(Stated problem):
Write out every single entry exactly.

## begin Listing

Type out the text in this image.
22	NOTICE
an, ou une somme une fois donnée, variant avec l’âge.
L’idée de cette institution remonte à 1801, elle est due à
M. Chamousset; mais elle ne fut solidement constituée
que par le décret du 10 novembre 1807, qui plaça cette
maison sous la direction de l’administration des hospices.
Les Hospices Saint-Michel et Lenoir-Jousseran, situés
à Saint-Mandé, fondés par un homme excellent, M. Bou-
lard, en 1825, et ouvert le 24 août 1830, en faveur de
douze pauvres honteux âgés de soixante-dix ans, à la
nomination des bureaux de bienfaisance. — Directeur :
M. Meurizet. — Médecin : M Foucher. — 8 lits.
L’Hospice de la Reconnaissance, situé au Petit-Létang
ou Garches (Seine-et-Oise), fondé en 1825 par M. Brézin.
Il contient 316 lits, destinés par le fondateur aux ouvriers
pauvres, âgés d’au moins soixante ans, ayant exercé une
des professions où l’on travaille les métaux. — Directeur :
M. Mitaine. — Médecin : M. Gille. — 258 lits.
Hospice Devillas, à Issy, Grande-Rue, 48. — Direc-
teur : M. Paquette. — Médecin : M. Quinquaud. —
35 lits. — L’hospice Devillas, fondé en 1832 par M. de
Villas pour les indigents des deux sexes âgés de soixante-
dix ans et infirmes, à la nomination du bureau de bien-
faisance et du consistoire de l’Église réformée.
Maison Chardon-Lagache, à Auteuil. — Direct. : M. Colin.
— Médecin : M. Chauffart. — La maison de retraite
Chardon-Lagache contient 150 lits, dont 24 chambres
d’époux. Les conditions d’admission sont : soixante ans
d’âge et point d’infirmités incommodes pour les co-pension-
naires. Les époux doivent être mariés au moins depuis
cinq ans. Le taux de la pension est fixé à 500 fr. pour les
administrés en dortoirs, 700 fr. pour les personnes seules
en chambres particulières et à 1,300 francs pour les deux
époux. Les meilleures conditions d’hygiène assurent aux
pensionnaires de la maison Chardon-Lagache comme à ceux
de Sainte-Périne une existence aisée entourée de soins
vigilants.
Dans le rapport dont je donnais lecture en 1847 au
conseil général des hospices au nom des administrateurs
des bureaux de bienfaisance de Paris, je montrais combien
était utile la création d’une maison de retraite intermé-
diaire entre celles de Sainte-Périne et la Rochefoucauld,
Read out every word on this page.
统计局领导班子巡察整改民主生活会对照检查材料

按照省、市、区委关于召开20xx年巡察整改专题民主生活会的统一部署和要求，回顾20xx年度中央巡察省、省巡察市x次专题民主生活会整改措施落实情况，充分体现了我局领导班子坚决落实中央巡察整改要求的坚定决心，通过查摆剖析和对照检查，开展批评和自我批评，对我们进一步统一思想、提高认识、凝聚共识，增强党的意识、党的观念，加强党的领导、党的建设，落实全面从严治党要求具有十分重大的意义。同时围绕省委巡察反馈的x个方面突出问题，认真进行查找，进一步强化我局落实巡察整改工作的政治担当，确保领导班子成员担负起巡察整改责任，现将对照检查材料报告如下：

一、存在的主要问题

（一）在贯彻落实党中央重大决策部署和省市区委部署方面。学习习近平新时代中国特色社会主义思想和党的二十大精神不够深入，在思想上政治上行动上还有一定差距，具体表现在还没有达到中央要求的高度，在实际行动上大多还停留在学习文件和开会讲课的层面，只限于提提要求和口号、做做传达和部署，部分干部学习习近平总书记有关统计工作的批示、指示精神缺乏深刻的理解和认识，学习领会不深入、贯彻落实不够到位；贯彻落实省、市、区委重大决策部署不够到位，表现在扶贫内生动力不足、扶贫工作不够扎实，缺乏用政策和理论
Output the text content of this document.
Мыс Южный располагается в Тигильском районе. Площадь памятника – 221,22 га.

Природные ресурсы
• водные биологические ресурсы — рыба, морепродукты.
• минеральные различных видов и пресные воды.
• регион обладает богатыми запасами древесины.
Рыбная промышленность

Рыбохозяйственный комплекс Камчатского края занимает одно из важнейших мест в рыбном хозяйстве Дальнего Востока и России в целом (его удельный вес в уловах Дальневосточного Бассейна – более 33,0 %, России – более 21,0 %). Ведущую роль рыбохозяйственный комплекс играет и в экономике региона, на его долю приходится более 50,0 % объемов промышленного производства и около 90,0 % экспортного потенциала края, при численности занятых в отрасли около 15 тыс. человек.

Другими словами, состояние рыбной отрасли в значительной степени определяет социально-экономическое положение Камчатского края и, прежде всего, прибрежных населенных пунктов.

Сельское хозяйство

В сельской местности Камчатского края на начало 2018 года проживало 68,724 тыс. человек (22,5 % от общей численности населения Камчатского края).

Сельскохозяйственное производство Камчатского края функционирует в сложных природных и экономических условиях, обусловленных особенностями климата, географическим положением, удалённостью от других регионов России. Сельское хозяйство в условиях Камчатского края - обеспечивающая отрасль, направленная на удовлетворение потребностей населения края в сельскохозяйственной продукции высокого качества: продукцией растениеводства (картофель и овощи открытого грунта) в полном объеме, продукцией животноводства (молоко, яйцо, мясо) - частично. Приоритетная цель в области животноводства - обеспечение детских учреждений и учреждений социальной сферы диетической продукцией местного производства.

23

## end Listing

(Answer below):
Type out the text in this image.
22	NOTICE
an, ou une somme une fois donnée, variant avec l’âge.
L’idée de cette institution remonte à 1801, elle est due à
M. Chamousset; mais elle ne fut solidement constituée
que par le décret du 10 novembre 1807, qui plaça cette
maison sous la direction de l’administration des hospices.
Les Hospices Saint-Michel et Lenoir-Jousseran, situés
à Saint-Mandé, fondés par un homme excellent, M. Bou-
lard, en 1825, et ouvert le 24 août 1830, en faveur de
douze pauvres honteux âgés de soixante-dix ans, à la
nomination des bureaux de bienfaisance. — Directeur :
M. Meurizet. — Médecin : M Foucher. — 8 lits.
L’Hospice de la Reconnaissance, situé au Petit-Létang
ou Garches (Seine-et-Oise), fondé en 1825 par M. Brézin.
Il contient 316 lits, destinés par le fondateur aux ouvriers
pauvres, âgés d’au moins soixante ans, ayant exercé une
des professions où l’on travaille les métaux. — Directeur :
M. Mitaine. — Médecin : M. Gille. — 258 lits.
Hospice Devillas, à Issy, Grande-Rue, 48. — Direc-
teur : M. Paquette. — Médecin : M. Quinquaud. —
35 lits. — L’hospice Devillas, fondé en 1832 par M. de
Villas pour les indigents des deux sexes âgés de soixante-
dix ans et infirmes, à la nomination du bureau de bien-
faisance et du consistoire de l’Église réformée.
Maison Chardon-Lagache, à Auteuil. — Direct. : M. Colin.
— Médecin : M. Chauffart. — La maison de retraite
Chardon-Lagache contient 150 lits, dont 24 chambres
d’époux. Les conditions d’admission sont : soixante ans
d’âge et point d’infirmités incommodes pour les co-pension-
naires. Les époux doivent être mariés au moins depuis
cinq ans. Le taux de la pension est fixé à 500 fr. pour les
administrés en dortoirs, 700 fr. pour les personnes seules
en chambres particulières et à 1,300 francs pour les deux
époux. Les meilleures conditions d’hygiène assurent aux
pensionnaires de la maison Chardon-Lagache comme à ceux
de Sainte-Périne une existence aisée entourée de soins
vigilants.
Dans le rapport dont je donnais lecture en 1847 au
conseil général des hospices au nom des administrateurs
des bureaux de bienfaisance de Paris, je montrais combien
était utile la création d’une maison de retraite intermé-
diaire entre celles de Sainte-Périne et la Rochefoucauld,
Read out every word on this page.
统计局领导班子巡察整改民主生活会对照检查材料

按照省、市、区委关于召开20xx年巡察整改专题民主生活会的统一部署和要求，回顾20xx年度中央巡察省、省巡察市x次专题民主生活会整改措施落实情况，充分体现了我局领导班子坚决落实中央巡察整改要求的坚定决心，通过查摆剖析和对照检查，开展批评和自我批评，对我们进一步统一思想、提高认识、凝聚共识，增强党的意识、党的观念，加强党的领导、党的建设，落实全面从严治党要求具有十分重大的意义。同时围绕省委巡察反馈的x个方面突出问题，认真进行查找，进一步强化我局落实巡察整改工作的政治担当，确保领导班子成员担负起巡察整改责任，现将对照检查材料报告如下：

一、存在的主要问题

（一）在贯彻落实党中央重大决策部署和省市区委部署方面。学习习近平新时代中国特色社会主义思想和党的二十大精神不够深入，在思想上政治上行动上还有一定差距，具体表现在还没有达到中央要求的高度，在实际行动上大多还停留在学习文件和开会讲课的层面，只限于提提要求和口号、做做传达和部署，部分干部学习习近平总书记有关统计工作的批示、指示精神缺乏深刻的理解和认识，学习领会不深入、贯彻落实不够到位；贯彻落实省、市、区委重大决策部署不够到位，表现在扶贫内生动力不足、扶贫工作不够扎实，缺乏用政策和理论
Output the text content of this document.
Мыс Южный располагается в Тигильском районе. Площадь памятника – 221,22 га.

Природные ресурсы
• водные биологические ресурсы — рыба, морепродукты.
• минеральные различных видов и пресные воды.
• регион обладает богатыми запасами древесины.
Рыбная промышленность

Рыбохозяйственный комплекс Камчатского края занимает одно из важнейших мест в рыбном хозяйстве Дальнего Востока и России в целом (его удельный вес в уловах Дальневосточного Бассейна – более 33,0 %, России – более 21,0 %). Ведущую роль рыбохозяйственный комплекс играет и в экономике региона, на его долю приходится более 50,0 % объемов промышленного производства и около 90,0 % экспортного потенциала края, при численности занятых в отрасли около 15 тыс. человек.

Другими словами, состояние рыбной отрасли в значительной степени определяет социально-экономическое положение Камчатского края и, прежде всего, прибрежных населенных пунктов.

Сельское хозяйство

В сельской местности Камчатского края на начало 2018 года проживало 68,724 тыс. человек (22,5 % от общей численности населения Камчатского края).

Сельскохозяйственное производство Камчатского края функционирует в сложных природных и экономических условиях, обусловленных особенностями климата, географическим положением, удалённостью от других регионов России. Сельское хозяйство в условиях Камчатского края - обеспечивающая отрасль, направленная на удовлетворение потребностей населения края в сельскохозяйственной продукции высокого качества: продукцией растениеводства (картофель и овощи открытого грунта) в полном объеме, продукцией животноводства (молоко, яйцо, мясо) - частично. Приоритетная цель в области животноводства - обеспечение детских учреждений и учреждений социальной сферы диетической продукцией местного производства.

23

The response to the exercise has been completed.